## YOUR OBJECTIVE
Copy out all of the rows below verbatim, omitting the picture lines.

═══ DATA ROWS

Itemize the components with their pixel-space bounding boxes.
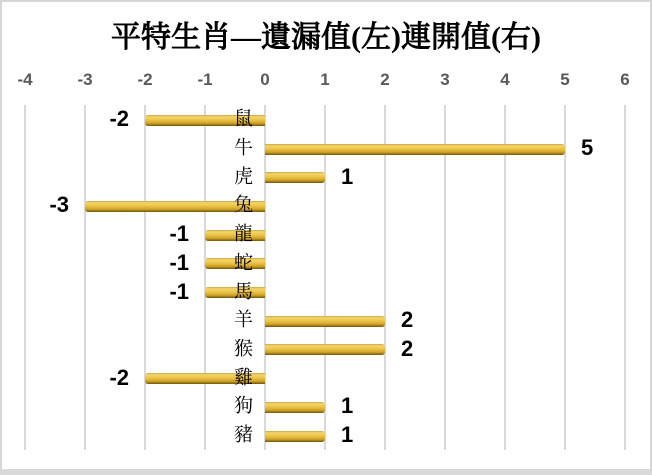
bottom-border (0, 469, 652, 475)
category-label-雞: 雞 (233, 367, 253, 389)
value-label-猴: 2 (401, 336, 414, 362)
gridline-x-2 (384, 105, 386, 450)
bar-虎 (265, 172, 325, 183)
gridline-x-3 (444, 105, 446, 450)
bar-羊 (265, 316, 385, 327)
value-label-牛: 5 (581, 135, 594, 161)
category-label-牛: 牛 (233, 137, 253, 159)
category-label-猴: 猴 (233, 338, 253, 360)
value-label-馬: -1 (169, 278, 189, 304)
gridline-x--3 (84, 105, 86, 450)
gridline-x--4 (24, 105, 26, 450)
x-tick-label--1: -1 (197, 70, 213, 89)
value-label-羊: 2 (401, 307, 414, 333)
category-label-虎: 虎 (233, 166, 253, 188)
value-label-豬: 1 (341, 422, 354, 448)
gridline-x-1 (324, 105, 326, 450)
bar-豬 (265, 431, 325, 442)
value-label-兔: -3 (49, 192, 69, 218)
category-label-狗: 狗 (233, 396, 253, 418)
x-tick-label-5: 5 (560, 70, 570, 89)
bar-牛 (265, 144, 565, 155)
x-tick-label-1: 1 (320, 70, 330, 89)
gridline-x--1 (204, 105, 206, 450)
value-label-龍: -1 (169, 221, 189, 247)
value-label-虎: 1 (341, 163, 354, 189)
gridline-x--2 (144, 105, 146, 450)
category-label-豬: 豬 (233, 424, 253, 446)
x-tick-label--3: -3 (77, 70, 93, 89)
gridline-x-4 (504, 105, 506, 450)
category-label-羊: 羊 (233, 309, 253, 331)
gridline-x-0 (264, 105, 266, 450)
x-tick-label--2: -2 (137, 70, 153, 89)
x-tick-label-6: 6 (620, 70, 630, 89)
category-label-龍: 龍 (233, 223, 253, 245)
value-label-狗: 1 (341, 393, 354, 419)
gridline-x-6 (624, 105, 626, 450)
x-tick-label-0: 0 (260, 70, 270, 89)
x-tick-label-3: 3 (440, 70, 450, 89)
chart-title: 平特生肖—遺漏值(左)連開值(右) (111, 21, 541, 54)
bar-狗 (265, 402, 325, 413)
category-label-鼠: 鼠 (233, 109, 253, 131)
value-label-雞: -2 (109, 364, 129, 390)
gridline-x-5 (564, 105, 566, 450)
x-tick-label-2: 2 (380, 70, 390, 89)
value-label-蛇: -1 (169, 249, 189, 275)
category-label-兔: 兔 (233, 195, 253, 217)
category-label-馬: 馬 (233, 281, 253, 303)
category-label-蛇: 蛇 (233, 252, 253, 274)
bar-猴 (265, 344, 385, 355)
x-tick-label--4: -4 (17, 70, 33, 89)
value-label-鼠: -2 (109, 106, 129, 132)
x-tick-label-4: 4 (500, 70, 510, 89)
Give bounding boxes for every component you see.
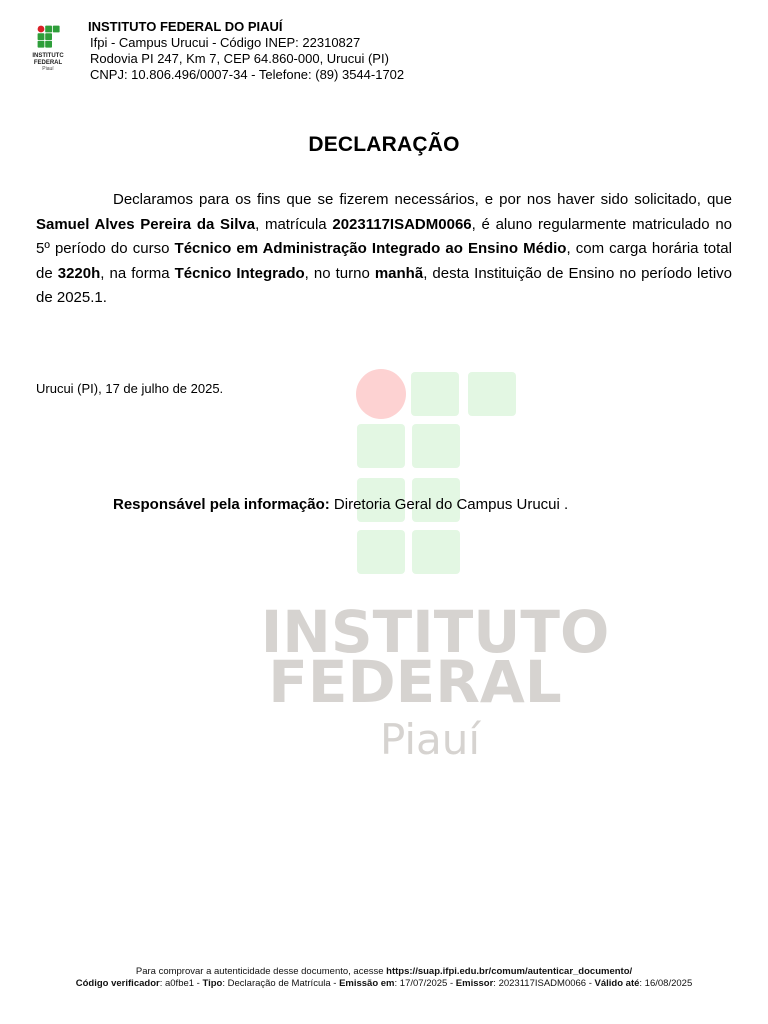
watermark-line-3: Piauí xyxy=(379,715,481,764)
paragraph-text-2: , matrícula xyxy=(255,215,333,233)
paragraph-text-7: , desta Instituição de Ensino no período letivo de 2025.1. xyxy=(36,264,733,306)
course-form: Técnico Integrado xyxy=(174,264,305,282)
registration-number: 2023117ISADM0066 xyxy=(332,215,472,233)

══════

## RESULT BELOW
Itemize the components with their pixel-space bounding boxes.
bottom-border (0, 469, 652, 475)
category-label-雞: 雞 (233, 367, 253, 389)
value-label-猴: 2 (401, 336, 414, 362)
gridline-x-2 (384, 105, 386, 450)
bar-虎 (265, 172, 325, 183)
gridline-x-3 (444, 105, 446, 450)
bar-羊 (265, 316, 385, 327)
value-label-牛: 5 (581, 135, 594, 161)
category-label-牛: 牛 (233, 137, 253, 159)
category-label-猴: 猴 (233, 338, 253, 360)
value-label-馬: -1 (169, 278, 189, 304)
gridline-x--3 (84, 105, 86, 450)
gridline-x--4 (24, 105, 26, 450)
x-tick-label--1: -1 (197, 70, 213, 89)
value-label-羊: 2 (401, 307, 414, 333)
category-label-虎: 虎 (233, 166, 253, 188)
value-label-豬: 1 (341, 422, 354, 448)
gridline-x-1 (324, 105, 326, 450)
bar-豬 (265, 431, 325, 442)
value-label-兔: -3 (49, 192, 69, 218)
category-label-狗: 狗 (233, 396, 253, 418)
x-tick-label-5: 5 (560, 70, 570, 89)
bar-牛 (265, 144, 565, 155)
x-tick-label-1: 1 (320, 70, 330, 89)
gridline-x--1 (204, 105, 206, 450)
value-label-龍: -1 (169, 221, 189, 247)
value-label-虎: 1 (341, 163, 354, 189)
gridline-x--2 (144, 105, 146, 450)
category-label-豬: 豬 (233, 424, 253, 446)
x-tick-label--3: -3 (77, 70, 93, 89)
gridline-x-4 (504, 105, 506, 450)
category-label-羊: 羊 (233, 309, 253, 331)
gridline-x-0 (264, 105, 266, 450)
x-tick-label--2: -2 (137, 70, 153, 89)
x-tick-label-6: 6 (620, 70, 630, 89)
category-label-龍: 龍 (233, 223, 253, 245)
value-label-狗: 1 (341, 393, 354, 419)
gridline-x-6 (624, 105, 626, 450)
x-tick-label-0: 0 (260, 70, 270, 89)
x-tick-label-3: 3 (440, 70, 450, 89)
chart-title: 平特生肖—遺漏值(左)連開值(右) (111, 21, 541, 54)
bar-狗 (265, 402, 325, 413)
category-label-鼠: 鼠 (233, 109, 253, 131)
value-label-雞: -2 (109, 364, 129, 390)
gridline-x-5 (564, 105, 566, 450)
x-tick-label-2: 2 (380, 70, 390, 89)
value-label-蛇: -1 (169, 249, 189, 275)
category-label-兔: 兔 (233, 195, 253, 217)
category-label-馬: 馬 (233, 281, 253, 303)
category-label-蛇: 蛇 (233, 252, 253, 274)
bar-猴 (265, 344, 385, 355)
x-tick-label--4: -4 (17, 70, 33, 89)
value-label-鼠: -2 (109, 106, 129, 132)
x-tick-label-4: 4 (500, 70, 510, 89)
Give bounding boxes for every component you see.
watermark-line-3: Piauí xyxy=(379,715,481,764)
paragraph-text-2: , matrícula xyxy=(255,215,333,233)
paragraph-text-7: , desta Instituição de Ensino no período letivo de 2025.1. xyxy=(36,264,733,306)
course-form: Técnico Integrado xyxy=(174,264,305,282)
registration-number: 2023117ISADM0066 xyxy=(332,215,472,233)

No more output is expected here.